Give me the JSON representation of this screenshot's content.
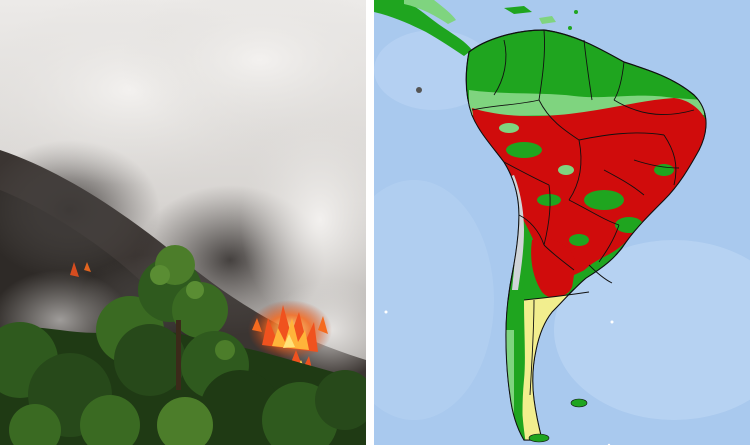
{
  "left_photo": {
    "description_icon": "forest-fire-photo",
    "colors": {
      "smoke_light": "#e6e4e2",
      "smoke_mid": "#b9b6b3",
      "smoke_dark": "#4a4644",
      "forest_dark": "#1f3a14",
      "forest_mid": "#2f5a1e",
      "forest_light": "#4c7d2a",
      "flame_core": "#ffd24a",
      "flame_outer": "#f0521e"
    }
  },
  "right_map": {
    "description_icon": "south-america-heat-map",
    "colors": {
      "ocean": "#a9c9ee",
      "ocean_light": "#bfd8f5",
      "green": "#1fa51f",
      "light_green": "#7fd47f",
      "red": "#d00c0c",
      "dark_red": "#a80a0a",
      "yellow": "#f2ee8e",
      "grey": "#cfd4d8",
      "border": "#111111"
    }
  }
}
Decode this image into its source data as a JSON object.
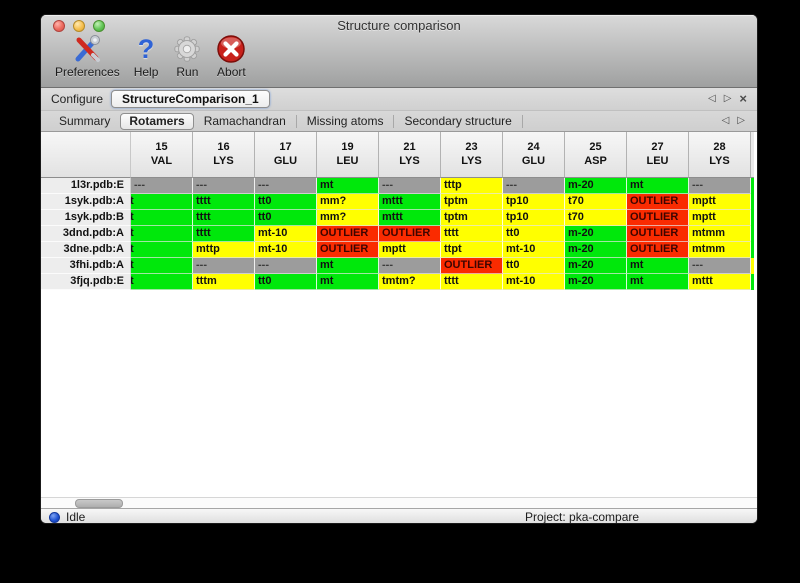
{
  "window": {
    "title": "Structure comparison"
  },
  "toolbar": {
    "items": [
      {
        "label": "Preferences",
        "icon": "tools-icon"
      },
      {
        "label": "Help",
        "icon": "question-icon"
      },
      {
        "label": "Run",
        "icon": "gear-icon"
      },
      {
        "label": "Abort",
        "icon": "abort-icon"
      }
    ]
  },
  "configure": {
    "label": "Configure",
    "value": "StructureComparison_1",
    "nav": {
      "prev": "◁",
      "next": "▷",
      "close": "×"
    }
  },
  "tabs": {
    "items": [
      "Summary",
      "Rotamers",
      "Ramachandran",
      "Missing atoms",
      "Secondary structure"
    ],
    "selected": "Rotamers",
    "nav": {
      "prev": "◁",
      "next": "▷"
    }
  },
  "help_glyph": "?",
  "colors": {
    "green": "#00e80b",
    "yellow": "#ffff00",
    "red": "#fa2b00",
    "gray": "#9c9c9c",
    "edge_header": "#e9e9e9",
    "traffic_red": "#ec6a5e",
    "traffic_yellow": "#f5bf4f",
    "traffic_green": "#61c555",
    "status_blue": "#1c4fd0"
  },
  "table": {
    "columns": [
      {
        "num": "15",
        "res": "VAL"
      },
      {
        "num": "16",
        "res": "LYS"
      },
      {
        "num": "17",
        "res": "GLU"
      },
      {
        "num": "19",
        "res": "LEU"
      },
      {
        "num": "21",
        "res": "LYS"
      },
      {
        "num": "23",
        "res": "LYS"
      },
      {
        "num": "24",
        "res": "GLU"
      },
      {
        "num": "25",
        "res": "ASP"
      },
      {
        "num": "27",
        "res": "LEU"
      },
      {
        "num": "28",
        "res": "LYS"
      }
    ],
    "rows": [
      {
        "label": "1l3r.pdb:E",
        "edge": "green",
        "cells": [
          {
            "t": "---",
            "c": "gray"
          },
          {
            "t": "---",
            "c": "gray"
          },
          {
            "t": "---",
            "c": "gray"
          },
          {
            "t": "mt",
            "c": "green"
          },
          {
            "t": "---",
            "c": "gray"
          },
          {
            "t": "tttp",
            "c": "yellow"
          },
          {
            "t": "---",
            "c": "gray"
          },
          {
            "t": "m-20",
            "c": "green"
          },
          {
            "t": "mt",
            "c": "green"
          },
          {
            "t": "---",
            "c": "gray"
          }
        ]
      },
      {
        "label": "1syk.pdb:A",
        "edge": "green",
        "cells": [
          {
            "t": "t",
            "c": "green",
            "clip": true
          },
          {
            "t": "tttt",
            "c": "green"
          },
          {
            "t": "tt0",
            "c": "green"
          },
          {
            "t": "mm?",
            "c": "yellow"
          },
          {
            "t": "mttt",
            "c": "green"
          },
          {
            "t": "tptm",
            "c": "yellow"
          },
          {
            "t": "tp10",
            "c": "yellow"
          },
          {
            "t": "t70",
            "c": "yellow"
          },
          {
            "t": "OUTLIER",
            "c": "red"
          },
          {
            "t": "mptt",
            "c": "yellow"
          }
        ]
      },
      {
        "label": "1syk.pdb:B",
        "edge": "green",
        "cells": [
          {
            "t": "t",
            "c": "green",
            "clip": true
          },
          {
            "t": "tttt",
            "c": "green"
          },
          {
            "t": "tt0",
            "c": "green"
          },
          {
            "t": "mm?",
            "c": "yellow"
          },
          {
            "t": "mttt",
            "c": "green"
          },
          {
            "t": "tptm",
            "c": "yellow"
          },
          {
            "t": "tp10",
            "c": "yellow"
          },
          {
            "t": "t70",
            "c": "yellow"
          },
          {
            "t": "OUTLIER",
            "c": "red"
          },
          {
            "t": "mptt",
            "c": "yellow"
          }
        ]
      },
      {
        "label": "3dnd.pdb:A",
        "edge": "green",
        "cells": [
          {
            "t": "t",
            "c": "green",
            "clip": true
          },
          {
            "t": "tttt",
            "c": "green"
          },
          {
            "t": "mt-10",
            "c": "yellow"
          },
          {
            "t": "OUTLIER",
            "c": "red"
          },
          {
            "t": "OUTLIER",
            "c": "red"
          },
          {
            "t": "tttt",
            "c": "yellow"
          },
          {
            "t": "tt0",
            "c": "yellow"
          },
          {
            "t": "m-20",
            "c": "green"
          },
          {
            "t": "OUTLIER",
            "c": "red"
          },
          {
            "t": "mtmm",
            "c": "yellow"
          }
        ]
      },
      {
        "label": "3dne.pdb:A",
        "edge": "green",
        "cells": [
          {
            "t": "t",
            "c": "green",
            "clip": true
          },
          {
            "t": "mttp",
            "c": "yellow"
          },
          {
            "t": "mt-10",
            "c": "yellow"
          },
          {
            "t": "OUTLIER",
            "c": "red"
          },
          {
            "t": "mptt",
            "c": "yellow"
          },
          {
            "t": "ttpt",
            "c": "yellow"
          },
          {
            "t": "mt-10",
            "c": "yellow"
          },
          {
            "t": "m-20",
            "c": "green"
          },
          {
            "t": "OUTLIER",
            "c": "red"
          },
          {
            "t": "mtmm",
            "c": "yellow"
          }
        ]
      },
      {
        "label": "3fhi.pdb:A",
        "edge": "yellow",
        "cells": [
          {
            "t": "t",
            "c": "green",
            "clip": true
          },
          {
            "t": "---",
            "c": "gray"
          },
          {
            "t": "---",
            "c": "gray"
          },
          {
            "t": "mt",
            "c": "green"
          },
          {
            "t": "---",
            "c": "gray"
          },
          {
            "t": "OUTLIER",
            "c": "red"
          },
          {
            "t": "tt0",
            "c": "yellow"
          },
          {
            "t": "m-20",
            "c": "green"
          },
          {
            "t": "mt",
            "c": "green"
          },
          {
            "t": "---",
            "c": "gray"
          }
        ]
      },
      {
        "label": "3fjq.pdb:E",
        "edge": "green",
        "cells": [
          {
            "t": "t",
            "c": "green",
            "clip": true
          },
          {
            "t": "tttm",
            "c": "yellow"
          },
          {
            "t": "tt0",
            "c": "green"
          },
          {
            "t": "mt",
            "c": "green"
          },
          {
            "t": "tmtm?",
            "c": "yellow"
          },
          {
            "t": "tttt",
            "c": "yellow"
          },
          {
            "t": "mt-10",
            "c": "yellow"
          },
          {
            "t": "m-20",
            "c": "green"
          },
          {
            "t": "mt",
            "c": "green"
          },
          {
            "t": "mttt",
            "c": "yellow"
          }
        ]
      }
    ]
  },
  "status": {
    "state": "Idle",
    "project": "Project: pka-compare"
  }
}
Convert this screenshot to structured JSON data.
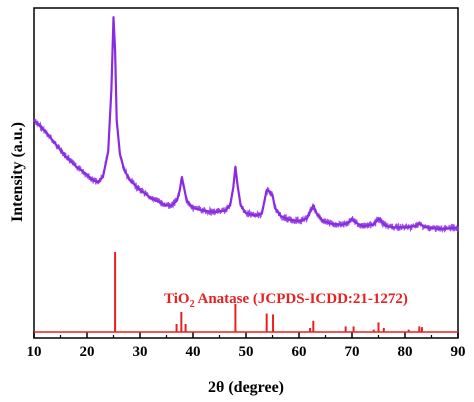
{
  "chart_data": {
    "type": "line",
    "xlabel": "2θ (degree)",
    "ylabel": "Intensity (a.u.)",
    "xlim": [
      10,
      90
    ],
    "xticks": [
      10,
      20,
      30,
      40,
      50,
      60,
      70,
      80,
      90
    ],
    "yticks_shown": false,
    "grid": false,
    "colors": {
      "pattern": "#8a2be2",
      "reference": "#e8201f",
      "axes": "#000000"
    },
    "pattern": {
      "x": [
        10,
        12,
        14,
        16,
        18,
        20,
        21,
        22,
        23,
        24,
        24.6,
        25.0,
        25.3,
        25.6,
        26.2,
        27,
        28,
        30,
        32,
        34,
        35,
        36,
        37,
        37.5,
        37.9,
        38.3,
        38.8,
        40,
        42,
        44,
        46,
        47,
        47.6,
        48.0,
        48.4,
        49,
        50,
        52,
        53,
        53.6,
        53.9,
        54.3,
        55.0,
        55.5,
        56.5,
        58,
        60,
        61.5,
        62.2,
        62.7,
        63.3,
        64.5,
        66,
        68,
        69,
        69.6,
        70.0,
        70.6,
        72,
        74,
        74.7,
        75.1,
        75.6,
        76.5,
        78,
        80,
        82,
        82.6,
        83.0,
        84,
        86,
        88,
        90
      ],
      "y": [
        0.58,
        0.54,
        0.49,
        0.44,
        0.4,
        0.37,
        0.35,
        0.34,
        0.36,
        0.46,
        0.7,
        0.98,
        0.85,
        0.58,
        0.45,
        0.39,
        0.35,
        0.31,
        0.28,
        0.26,
        0.25,
        0.25,
        0.27,
        0.31,
        0.36,
        0.32,
        0.27,
        0.24,
        0.23,
        0.225,
        0.23,
        0.25,
        0.32,
        0.4,
        0.33,
        0.25,
        0.22,
        0.21,
        0.22,
        0.28,
        0.31,
        0.305,
        0.29,
        0.24,
        0.21,
        0.195,
        0.19,
        0.2,
        0.23,
        0.25,
        0.22,
        0.19,
        0.18,
        0.175,
        0.18,
        0.19,
        0.2,
        0.185,
        0.17,
        0.175,
        0.19,
        0.2,
        0.185,
        0.17,
        0.165,
        0.165,
        0.17,
        0.18,
        0.175,
        0.165,
        0.16,
        0.16,
        0.165
      ]
    },
    "reference": {
      "label_main": "TiO",
      "label_sub": "2",
      "label_rest": " Anatase (JCPDS-ICDD:21-1272)",
      "peaks": [
        {
          "x": 25.3,
          "h": 1.0
        },
        {
          "x": 36.9,
          "h": 0.1
        },
        {
          "x": 37.8,
          "h": 0.25
        },
        {
          "x": 38.6,
          "h": 0.1
        },
        {
          "x": 48.0,
          "h": 0.35
        },
        {
          "x": 53.9,
          "h": 0.23
        },
        {
          "x": 55.1,
          "h": 0.22
        },
        {
          "x": 62.1,
          "h": 0.05
        },
        {
          "x": 62.7,
          "h": 0.14
        },
        {
          "x": 68.8,
          "h": 0.07
        },
        {
          "x": 70.3,
          "h": 0.07
        },
        {
          "x": 74.1,
          "h": 0.03
        },
        {
          "x": 75.0,
          "h": 0.12
        },
        {
          "x": 76.0,
          "h": 0.05
        },
        {
          "x": 80.7,
          "h": 0.03
        },
        {
          "x": 82.7,
          "h": 0.07
        },
        {
          "x": 83.2,
          "h": 0.06
        }
      ]
    }
  }
}
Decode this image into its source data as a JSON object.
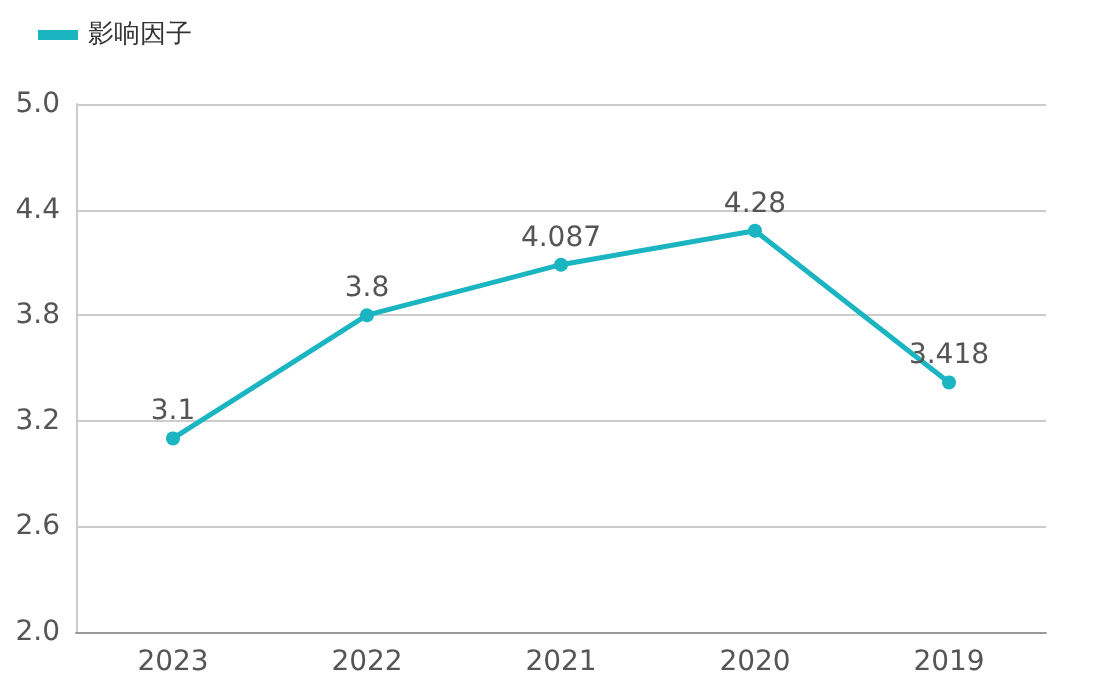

------------------------

Your objective: Report how many lines of the entries hold the string "screenshot". Provide the number alone.

Response below: 2